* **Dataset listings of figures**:
------------------------

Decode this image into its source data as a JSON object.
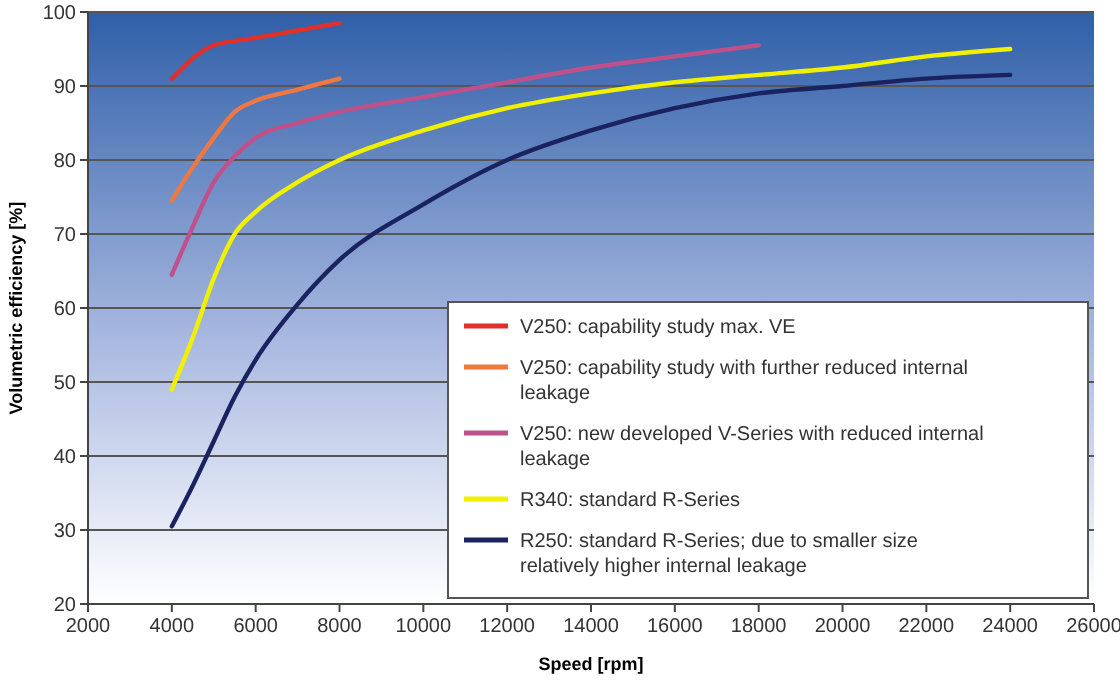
{
  "chart_data": {
    "type": "line",
    "xlabel": "Speed [rpm]",
    "ylabel": "Volumetric efficiency [%]",
    "xlim": [
      2000,
      26000
    ],
    "xticks": [
      2000,
      4000,
      6000,
      8000,
      10000,
      12000,
      14000,
      16000,
      18000,
      20000,
      22000,
      24000,
      26000
    ],
    "ylim": [
      20,
      100
    ],
    "yticks": [
      20,
      30,
      40,
      50,
      60,
      70,
      80,
      90,
      100
    ],
    "grid": "y",
    "legend": "bottom right",
    "marker": "none",
    "line_style": "solid",
    "series": [
      {
        "name": "V250: capability study max. VE",
        "color": "#e0302a",
        "x": [
          4000,
          5000,
          6000,
          7000,
          8000
        ],
        "values": [
          91,
          95.5,
          96.5,
          97.5,
          98.5
        ]
      },
      {
        "name": "V250: capability study with further reduced internal leakage",
        "color": "#f07840",
        "x": [
          4000,
          4500,
          5000,
          5500,
          6000,
          7000,
          8000
        ],
        "values": [
          74.5,
          79,
          83,
          86.5,
          88,
          89.5,
          91
        ]
      },
      {
        "name": "V250: new developed V-Series with reduced internal leakage",
        "color": "#c0508a",
        "x": [
          4000,
          4500,
          5000,
          5500,
          6000,
          7000,
          8000,
          10000,
          12000,
          14000,
          16000,
          18000
        ],
        "values": [
          64.5,
          71,
          77,
          80.5,
          83,
          85,
          86.5,
          88.5,
          90.5,
          92.5,
          94,
          95.5
        ]
      },
      {
        "name": "R340: standard R-Series",
        "color": "#f0f000",
        "x": [
          4000,
          4500,
          5000,
          5500,
          6000,
          7000,
          8000,
          10000,
          12000,
          14000,
          16000,
          18000,
          20000,
          22000,
          24000
        ],
        "values": [
          49,
          56,
          64,
          70,
          73,
          77,
          80,
          84,
          87,
          89,
          90.5,
          91.5,
          92.5,
          94,
          95
        ]
      },
      {
        "name": "R250: standard R-Series; due to smaller size relatively higher internal leakage",
        "color": "#1a2260",
        "x": [
          4000,
          4500,
          5000,
          5500,
          6000,
          7000,
          8000,
          10000,
          12000,
          14000,
          16000,
          18000,
          20000,
          22000,
          24000
        ],
        "values": [
          30.5,
          36,
          42,
          48,
          53,
          60.5,
          66.5,
          74,
          80,
          84,
          87,
          89,
          90,
          91,
          91.5
        ]
      }
    ]
  }
}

------------------------

* **Instruction**: Make an exact copy of the records shown above, without the pictures.

* **Solution for this exercise**:
Decode this image into its source data as a JSON object.
{
  "chart_data": {
    "type": "line",
    "xlabel": "Speed [rpm]",
    "ylabel": "Volumetric efficiency [%]",
    "xlim": [
      2000,
      26000
    ],
    "xticks": [
      2000,
      4000,
      6000,
      8000,
      10000,
      12000,
      14000,
      16000,
      18000,
      20000,
      22000,
      24000,
      26000
    ],
    "ylim": [
      20,
      100
    ],
    "yticks": [
      20,
      30,
      40,
      50,
      60,
      70,
      80,
      90,
      100
    ],
    "grid": "y",
    "legend": "bottom right",
    "marker": "none",
    "line_style": "solid",
    "series": [
      {
        "name": "V250: capability study max. VE",
        "color": "#e0302a",
        "x": [
          4000,
          5000,
          6000,
          7000,
          8000
        ],
        "values": [
          91,
          95.5,
          96.5,
          97.5,
          98.5
        ]
      },
      {
        "name": "V250: capability study with further reduced internal leakage",
        "color": "#f07840",
        "x": [
          4000,
          4500,
          5000,
          5500,
          6000,
          7000,
          8000
        ],
        "values": [
          74.5,
          79,
          83,
          86.5,
          88,
          89.5,
          91
        ]
      },
      {
        "name": "V250: new developed V-Series with reduced internal leakage",
        "color": "#c0508a",
        "x": [
          4000,
          4500,
          5000,
          5500,
          6000,
          7000,
          8000,
          10000,
          12000,
          14000,
          16000,
          18000
        ],
        "values": [
          64.5,
          71,
          77,
          80.5,
          83,
          85,
          86.5,
          88.5,
          90.5,
          92.5,
          94,
          95.5
        ]
      },
      {
        "name": "R340: standard R-Series",
        "color": "#f0f000",
        "x": [
          4000,
          4500,
          5000,
          5500,
          6000,
          7000,
          8000,
          10000,
          12000,
          14000,
          16000,
          18000,
          20000,
          22000,
          24000
        ],
        "values": [
          49,
          56,
          64,
          70,
          73,
          77,
          80,
          84,
          87,
          89,
          90.5,
          91.5,
          92.5,
          94,
          95
        ]
      },
      {
        "name": "R250: standard R-Series; due to smaller size relatively higher internal leakage",
        "color": "#1a2260",
        "x": [
          4000,
          4500,
          5000,
          5500,
          6000,
          7000,
          8000,
          10000,
          12000,
          14000,
          16000,
          18000,
          20000,
          22000,
          24000
        ],
        "values": [
          30.5,
          36,
          42,
          48,
          53,
          60.5,
          66.5,
          74,
          80,
          84,
          87,
          89,
          90,
          91,
          91.5
        ]
      }
    ]
  }
}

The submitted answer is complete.